◆ Task inputs

((

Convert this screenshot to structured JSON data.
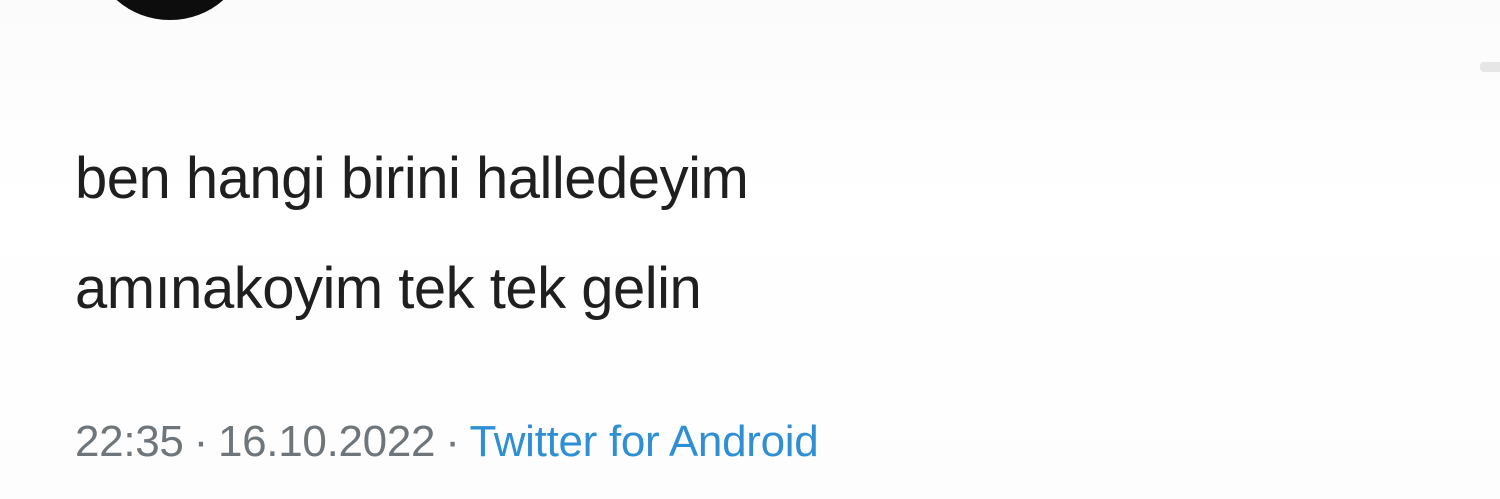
{
  "tweet": {
    "text_lines": [
      "ben hangi birini halledeyim",
      "amınakoyim tek tek gelin"
    ],
    "time": "22:35",
    "date": "16.10.2022",
    "separator": "·",
    "source": "Twitter for Android"
  },
  "colors": {
    "text": "#1f1f1f",
    "meta": "#6f767b",
    "link": "#2f8fd4"
  },
  "icons": {
    "avatar": "profile-avatar"
  }
}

))

◆ Aim of the exercise
Output the entries above exactly, without their pictures.

◆ Written answer
Convert this screenshot to structured JSON data.
{
  "tweet": {
    "text_lines": [
      "ben hangi birini halledeyim",
      "amınakoyim tek tek gelin"
    ],
    "time": "22:35",
    "date": "16.10.2022",
    "separator": "·",
    "source": "Twitter for Android"
  },
  "colors": {
    "text": "#1f1f1f",
    "meta": "#6f767b",
    "link": "#2f8fd4"
  },
  "icons": {
    "avatar": "profile-avatar"
  }
}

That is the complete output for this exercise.